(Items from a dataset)
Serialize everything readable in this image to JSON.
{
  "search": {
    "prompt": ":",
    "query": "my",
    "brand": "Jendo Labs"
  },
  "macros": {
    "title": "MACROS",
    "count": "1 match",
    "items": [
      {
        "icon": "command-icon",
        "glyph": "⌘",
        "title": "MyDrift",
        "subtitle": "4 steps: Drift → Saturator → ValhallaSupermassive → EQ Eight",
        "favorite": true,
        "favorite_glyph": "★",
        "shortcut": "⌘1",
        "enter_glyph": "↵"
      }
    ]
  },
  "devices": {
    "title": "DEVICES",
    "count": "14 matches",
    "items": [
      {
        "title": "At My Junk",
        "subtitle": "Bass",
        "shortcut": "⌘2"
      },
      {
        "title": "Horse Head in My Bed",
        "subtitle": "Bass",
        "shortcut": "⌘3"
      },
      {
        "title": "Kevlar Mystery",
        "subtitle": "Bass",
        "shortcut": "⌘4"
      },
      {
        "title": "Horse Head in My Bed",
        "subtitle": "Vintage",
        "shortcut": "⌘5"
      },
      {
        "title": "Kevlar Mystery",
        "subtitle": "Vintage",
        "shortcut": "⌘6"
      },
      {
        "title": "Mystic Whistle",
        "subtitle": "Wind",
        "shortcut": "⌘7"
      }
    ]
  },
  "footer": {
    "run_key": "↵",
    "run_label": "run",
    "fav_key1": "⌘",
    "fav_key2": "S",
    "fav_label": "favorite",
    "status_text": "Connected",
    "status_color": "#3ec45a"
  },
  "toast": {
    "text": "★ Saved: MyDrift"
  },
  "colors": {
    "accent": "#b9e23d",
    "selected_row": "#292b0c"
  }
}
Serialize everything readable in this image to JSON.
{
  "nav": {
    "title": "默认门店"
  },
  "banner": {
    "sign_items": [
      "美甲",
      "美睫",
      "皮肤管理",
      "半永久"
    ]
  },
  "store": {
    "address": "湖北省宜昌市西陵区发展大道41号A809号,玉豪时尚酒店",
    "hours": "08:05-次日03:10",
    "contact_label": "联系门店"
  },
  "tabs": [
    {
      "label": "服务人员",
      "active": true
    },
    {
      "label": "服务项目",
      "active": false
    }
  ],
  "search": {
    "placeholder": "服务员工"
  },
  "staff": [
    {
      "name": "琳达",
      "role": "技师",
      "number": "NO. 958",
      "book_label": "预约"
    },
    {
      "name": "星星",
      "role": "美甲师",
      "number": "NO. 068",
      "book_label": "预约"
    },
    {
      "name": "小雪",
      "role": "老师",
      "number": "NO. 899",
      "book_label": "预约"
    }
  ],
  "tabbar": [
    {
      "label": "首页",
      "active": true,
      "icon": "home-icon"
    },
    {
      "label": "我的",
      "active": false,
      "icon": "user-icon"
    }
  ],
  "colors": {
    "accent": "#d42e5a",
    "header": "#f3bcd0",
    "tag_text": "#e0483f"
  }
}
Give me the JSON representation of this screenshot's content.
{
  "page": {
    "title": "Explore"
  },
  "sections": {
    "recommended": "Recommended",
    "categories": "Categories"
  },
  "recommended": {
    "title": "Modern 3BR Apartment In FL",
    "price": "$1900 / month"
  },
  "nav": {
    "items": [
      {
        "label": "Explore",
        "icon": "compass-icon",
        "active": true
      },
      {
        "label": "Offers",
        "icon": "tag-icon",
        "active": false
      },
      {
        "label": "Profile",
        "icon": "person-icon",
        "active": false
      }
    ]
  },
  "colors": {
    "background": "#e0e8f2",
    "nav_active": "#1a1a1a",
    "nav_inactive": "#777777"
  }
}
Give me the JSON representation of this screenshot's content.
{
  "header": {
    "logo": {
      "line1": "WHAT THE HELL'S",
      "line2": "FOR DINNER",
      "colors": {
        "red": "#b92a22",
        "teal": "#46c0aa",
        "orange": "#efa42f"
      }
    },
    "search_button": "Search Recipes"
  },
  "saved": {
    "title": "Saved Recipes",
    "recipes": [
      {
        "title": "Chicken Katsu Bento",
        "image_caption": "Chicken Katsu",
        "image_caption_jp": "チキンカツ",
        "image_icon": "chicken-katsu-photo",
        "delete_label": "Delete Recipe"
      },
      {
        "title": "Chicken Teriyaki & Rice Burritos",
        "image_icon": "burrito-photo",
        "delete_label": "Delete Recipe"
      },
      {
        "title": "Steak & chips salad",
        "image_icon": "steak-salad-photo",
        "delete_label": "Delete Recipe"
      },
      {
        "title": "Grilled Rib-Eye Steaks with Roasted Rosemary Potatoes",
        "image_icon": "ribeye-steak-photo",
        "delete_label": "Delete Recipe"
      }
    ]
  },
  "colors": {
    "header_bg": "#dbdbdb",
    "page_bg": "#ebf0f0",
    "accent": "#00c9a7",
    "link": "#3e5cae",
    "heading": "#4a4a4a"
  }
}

What to work on: Retype the records above exactly.

Correct result:
Serialize everything readable in this image to JSON.
{
  "search": {
    "prompt": ":",
    "query": "my",
    "brand": "Jendo Labs"
  },
  "macros": {
    "title": "MACROS",
    "count": "1 match",
    "items": [
      {
        "icon": "command-icon",
        "glyph": "⌘",
        "title": "MyDrift",
        "subtitle": "4 steps: Drift → Saturator → ValhallaSupermassive → EQ Eight",
        "favorite": true,
        "favorite_glyph": "★",
        "shortcut": "⌘1",
        "enter_glyph": "↵"
      }
    ]
  },
  "devices": {
    "title": "DEVICES",
    "count": "14 matches",
    "items": [
      {
        "title": "At My Junk",
        "subtitle": "Bass",
        "shortcut": "⌘2"
      },
      {
        "title": "Horse Head in My Bed",
        "subtitle": "Bass",
        "shortcut": "⌘3"
      },
      {
        "title": "Kevlar Mystery",
        "subtitle": "Bass",
        "shortcut": "⌘4"
      },
      {
        "title": "Horse Head in My Bed",
        "subtitle": "Vintage",
        "shortcut": "⌘5"
      },
      {
        "title": "Kevlar Mystery",
        "subtitle": "Vintage",
        "shortcut": "⌘6"
      },
      {
        "title": "Mystic Whistle",
        "subtitle": "Wind",
        "shortcut": "⌘7"
      }
    ]
  },
  "footer": {
    "run_key": "↵",
    "run_label": "run",
    "fav_key1": "⌘",
    "fav_key2": "S",
    "fav_label": "favorite",
    "status_text": "Connected",
    "status_color": "#3ec45a"
  },
  "toast": {
    "text": "★ Saved: MyDrift"
  },
  "colors": {
    "accent": "#b9e23d",
    "selected_row": "#292b0c"
  }
}
Serialize everything readable in this image to JSON.
{
  "nav": {
    "title": "默认门店"
  },
  "banner": {
    "sign_items": [
      "美甲",
      "美睫",
      "皮肤管理",
      "半永久"
    ]
  },
  "store": {
    "address": "湖北省宜昌市西陵区发展大道41号A809号,玉豪时尚酒店",
    "hours": "08:05-次日03:10",
    "contact_label": "联系门店"
  },
  "tabs": [
    {
      "label": "服务人员",
      "active": true
    },
    {
      "label": "服务项目",
      "active": false
    }
  ],
  "search": {
    "placeholder": "服务员工"
  },
  "staff": [
    {
      "name": "琳达",
      "role": "技师",
      "number": "NO. 958",
      "book_label": "预约"
    },
    {
      "name": "星星",
      "role": "美甲师",
      "number": "NO. 068",
      "book_label": "预约"
    },
    {
      "name": "小雪",
      "role": "老师",
      "number": "NO. 899",
      "book_label": "预约"
    }
  ],
  "tabbar": [
    {
      "label": "首页",
      "active": true,
      "icon": "home-icon"
    },
    {
      "label": "我的",
      "active": false,
      "icon": "user-icon"
    }
  ],
  "colors": {
    "accent": "#d42e5a",
    "header": "#f3bcd0",
    "tag_text": "#e0483f"
  }
}
Give me the JSON representation of this screenshot's content.
{
  "page": {
    "title": "Explore"
  },
  "sections": {
    "recommended": "Recommended",
    "categories": "Categories"
  },
  "recommended": {
    "title": "Modern 3BR Apartment In FL",
    "price": "$1900 / month"
  },
  "nav": {
    "items": [
      {
        "label": "Explore",
        "icon": "compass-icon",
        "active": true
      },
      {
        "label": "Offers",
        "icon": "tag-icon",
        "active": false
      },
      {
        "label": "Profile",
        "icon": "person-icon",
        "active": false
      }
    ]
  },
  "colors": {
    "background": "#e0e8f2",
    "nav_active": "#1a1a1a",
    "nav_inactive": "#777777"
  }
}
Give me the JSON representation of this screenshot's content.
{
  "header": {
    "logo": {
      "line1": "WHAT THE HELL'S",
      "line2": "FOR DINNER",
      "colors": {
        "red": "#b92a22",
        "teal": "#46c0aa",
        "orange": "#efa42f"
      }
    },
    "search_button": "Search Recipes"
  },
  "saved": {
    "title": "Saved Recipes",
    "recipes": [
      {
        "title": "Chicken Katsu Bento",
        "image_caption": "Chicken Katsu",
        "image_caption_jp": "チキンカツ",
        "image_icon": "chicken-katsu-photo",
        "delete_label": "Delete Recipe"
      },
      {
        "title": "Chicken Teriyaki & Rice Burritos",
        "image_icon": "burrito-photo",
        "delete_label": "Delete Recipe"
      },
      {
        "title": "Steak & chips salad",
        "image_icon": "steak-salad-photo",
        "delete_label": "Delete Recipe"
      },
      {
        "title": "Grilled Rib-Eye Steaks with Roasted Rosemary Potatoes",
        "image_icon": "ribeye-steak-photo",
        "delete_label": "Delete Recipe"
      }
    ]
  },
  "colors": {
    "header_bg": "#dbdbdb",
    "page_bg": "#ebf0f0",
    "accent": "#00c9a7",
    "link": "#3e5cae",
    "heading": "#4a4a4a"
  }
}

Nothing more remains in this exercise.